- [GOAL] Reply with one number: the count of lines in the listing that contain the string "Ноябрь".

## begin LISTED ENTRIES

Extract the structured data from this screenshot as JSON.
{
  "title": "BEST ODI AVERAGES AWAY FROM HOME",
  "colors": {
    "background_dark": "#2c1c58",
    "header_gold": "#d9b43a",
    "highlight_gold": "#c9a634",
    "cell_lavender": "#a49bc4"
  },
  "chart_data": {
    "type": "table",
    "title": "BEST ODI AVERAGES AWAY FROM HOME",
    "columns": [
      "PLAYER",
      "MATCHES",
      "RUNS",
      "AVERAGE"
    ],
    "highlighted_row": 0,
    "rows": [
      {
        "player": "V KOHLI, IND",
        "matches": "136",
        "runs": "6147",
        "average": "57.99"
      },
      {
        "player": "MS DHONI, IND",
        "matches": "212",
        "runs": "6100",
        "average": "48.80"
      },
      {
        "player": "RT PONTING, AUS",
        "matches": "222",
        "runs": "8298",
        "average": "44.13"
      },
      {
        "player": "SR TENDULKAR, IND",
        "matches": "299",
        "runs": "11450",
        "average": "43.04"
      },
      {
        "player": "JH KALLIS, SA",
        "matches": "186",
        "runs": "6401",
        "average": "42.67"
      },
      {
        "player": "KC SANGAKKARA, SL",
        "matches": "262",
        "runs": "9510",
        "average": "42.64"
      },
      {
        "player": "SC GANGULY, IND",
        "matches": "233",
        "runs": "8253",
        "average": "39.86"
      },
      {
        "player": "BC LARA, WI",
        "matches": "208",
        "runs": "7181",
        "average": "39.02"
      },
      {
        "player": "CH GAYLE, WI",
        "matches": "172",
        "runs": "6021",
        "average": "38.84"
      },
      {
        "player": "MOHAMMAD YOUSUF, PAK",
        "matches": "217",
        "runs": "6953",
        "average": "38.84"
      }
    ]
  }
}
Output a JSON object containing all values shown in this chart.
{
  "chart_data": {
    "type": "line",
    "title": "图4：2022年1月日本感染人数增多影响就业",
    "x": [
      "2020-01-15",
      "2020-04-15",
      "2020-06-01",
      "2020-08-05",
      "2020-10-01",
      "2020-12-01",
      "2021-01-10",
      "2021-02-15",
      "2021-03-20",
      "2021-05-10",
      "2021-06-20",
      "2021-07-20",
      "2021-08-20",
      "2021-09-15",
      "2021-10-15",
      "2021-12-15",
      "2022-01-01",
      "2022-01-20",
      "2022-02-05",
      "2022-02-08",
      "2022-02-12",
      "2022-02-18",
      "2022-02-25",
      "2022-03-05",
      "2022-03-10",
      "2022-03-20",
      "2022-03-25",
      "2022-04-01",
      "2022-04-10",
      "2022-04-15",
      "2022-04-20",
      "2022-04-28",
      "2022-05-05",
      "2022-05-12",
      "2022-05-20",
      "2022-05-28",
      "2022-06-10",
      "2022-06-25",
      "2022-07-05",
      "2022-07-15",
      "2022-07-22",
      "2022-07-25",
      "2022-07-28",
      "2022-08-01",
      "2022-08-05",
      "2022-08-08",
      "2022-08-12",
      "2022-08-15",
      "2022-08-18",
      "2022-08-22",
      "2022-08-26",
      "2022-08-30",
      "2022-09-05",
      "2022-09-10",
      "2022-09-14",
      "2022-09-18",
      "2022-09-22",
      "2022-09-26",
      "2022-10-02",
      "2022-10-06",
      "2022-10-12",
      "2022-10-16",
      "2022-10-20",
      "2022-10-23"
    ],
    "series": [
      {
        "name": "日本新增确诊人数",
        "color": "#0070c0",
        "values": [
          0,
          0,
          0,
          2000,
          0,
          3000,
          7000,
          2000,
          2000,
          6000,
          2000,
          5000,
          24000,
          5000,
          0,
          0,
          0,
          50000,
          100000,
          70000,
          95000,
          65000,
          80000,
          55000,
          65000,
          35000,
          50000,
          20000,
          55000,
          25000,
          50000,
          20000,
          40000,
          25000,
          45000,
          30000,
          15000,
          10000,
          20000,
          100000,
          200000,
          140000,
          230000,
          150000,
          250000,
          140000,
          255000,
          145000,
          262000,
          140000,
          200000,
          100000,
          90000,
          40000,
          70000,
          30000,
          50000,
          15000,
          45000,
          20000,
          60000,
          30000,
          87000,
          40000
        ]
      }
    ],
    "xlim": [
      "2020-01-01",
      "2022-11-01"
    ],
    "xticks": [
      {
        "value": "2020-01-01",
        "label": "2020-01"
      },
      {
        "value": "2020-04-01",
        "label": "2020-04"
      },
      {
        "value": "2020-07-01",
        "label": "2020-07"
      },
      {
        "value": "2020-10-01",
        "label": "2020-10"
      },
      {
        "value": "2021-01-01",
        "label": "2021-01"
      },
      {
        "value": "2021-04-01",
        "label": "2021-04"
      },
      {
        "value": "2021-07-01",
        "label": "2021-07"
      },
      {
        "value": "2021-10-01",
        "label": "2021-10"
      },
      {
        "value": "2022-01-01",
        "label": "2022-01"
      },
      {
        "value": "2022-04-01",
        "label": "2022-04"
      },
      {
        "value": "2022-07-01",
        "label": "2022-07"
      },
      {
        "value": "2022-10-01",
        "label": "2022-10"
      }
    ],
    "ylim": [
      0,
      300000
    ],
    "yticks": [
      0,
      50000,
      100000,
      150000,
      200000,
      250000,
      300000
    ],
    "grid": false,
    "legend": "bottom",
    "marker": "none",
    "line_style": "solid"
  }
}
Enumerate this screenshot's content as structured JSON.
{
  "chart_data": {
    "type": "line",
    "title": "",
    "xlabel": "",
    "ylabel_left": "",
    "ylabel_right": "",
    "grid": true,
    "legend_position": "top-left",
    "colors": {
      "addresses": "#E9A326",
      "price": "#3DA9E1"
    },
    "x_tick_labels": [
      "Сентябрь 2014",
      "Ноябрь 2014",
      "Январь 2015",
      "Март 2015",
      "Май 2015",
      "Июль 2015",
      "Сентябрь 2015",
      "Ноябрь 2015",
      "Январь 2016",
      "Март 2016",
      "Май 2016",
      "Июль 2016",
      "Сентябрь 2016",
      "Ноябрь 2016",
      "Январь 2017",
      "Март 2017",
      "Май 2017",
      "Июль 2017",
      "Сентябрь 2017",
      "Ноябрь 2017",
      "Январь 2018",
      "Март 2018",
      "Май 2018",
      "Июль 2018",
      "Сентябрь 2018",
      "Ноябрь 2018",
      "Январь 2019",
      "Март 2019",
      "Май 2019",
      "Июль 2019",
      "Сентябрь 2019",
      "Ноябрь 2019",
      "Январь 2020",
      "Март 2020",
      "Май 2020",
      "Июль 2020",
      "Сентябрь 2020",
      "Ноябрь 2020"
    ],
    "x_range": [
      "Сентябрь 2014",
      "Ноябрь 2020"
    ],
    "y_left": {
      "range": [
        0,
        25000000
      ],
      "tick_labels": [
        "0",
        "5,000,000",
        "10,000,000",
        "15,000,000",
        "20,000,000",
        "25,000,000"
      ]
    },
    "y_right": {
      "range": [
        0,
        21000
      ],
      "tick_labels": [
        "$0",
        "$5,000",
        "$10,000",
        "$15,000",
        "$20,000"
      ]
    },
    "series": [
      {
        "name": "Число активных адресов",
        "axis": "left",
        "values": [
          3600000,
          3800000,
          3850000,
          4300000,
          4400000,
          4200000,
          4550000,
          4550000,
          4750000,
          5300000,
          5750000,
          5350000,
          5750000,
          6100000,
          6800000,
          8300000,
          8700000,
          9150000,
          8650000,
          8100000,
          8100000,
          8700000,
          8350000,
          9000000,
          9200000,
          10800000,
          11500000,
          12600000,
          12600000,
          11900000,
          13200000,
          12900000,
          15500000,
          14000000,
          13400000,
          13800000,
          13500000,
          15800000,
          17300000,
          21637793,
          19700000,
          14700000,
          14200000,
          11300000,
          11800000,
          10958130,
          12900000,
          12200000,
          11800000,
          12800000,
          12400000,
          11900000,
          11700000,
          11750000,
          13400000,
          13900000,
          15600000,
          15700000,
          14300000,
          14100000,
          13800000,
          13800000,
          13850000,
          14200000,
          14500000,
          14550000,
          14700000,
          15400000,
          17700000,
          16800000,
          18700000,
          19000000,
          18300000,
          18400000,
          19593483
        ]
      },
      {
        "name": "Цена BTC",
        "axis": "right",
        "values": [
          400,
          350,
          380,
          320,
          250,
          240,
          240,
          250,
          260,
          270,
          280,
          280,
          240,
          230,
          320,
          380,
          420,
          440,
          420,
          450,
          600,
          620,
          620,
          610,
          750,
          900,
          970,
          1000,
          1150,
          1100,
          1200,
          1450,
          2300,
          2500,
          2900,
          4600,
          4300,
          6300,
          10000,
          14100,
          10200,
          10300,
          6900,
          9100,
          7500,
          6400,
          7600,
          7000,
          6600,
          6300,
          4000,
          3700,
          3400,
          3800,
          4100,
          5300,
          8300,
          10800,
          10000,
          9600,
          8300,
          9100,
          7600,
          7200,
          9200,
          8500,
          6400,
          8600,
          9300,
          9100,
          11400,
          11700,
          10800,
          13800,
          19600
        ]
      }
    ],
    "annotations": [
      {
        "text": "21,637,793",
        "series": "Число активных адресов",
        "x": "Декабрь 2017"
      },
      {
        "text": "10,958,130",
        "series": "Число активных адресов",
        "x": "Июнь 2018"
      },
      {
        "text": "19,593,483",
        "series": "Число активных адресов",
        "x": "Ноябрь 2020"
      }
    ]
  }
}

## end LISTED ENTRIES

- [PROBLEM SOLUTION] 9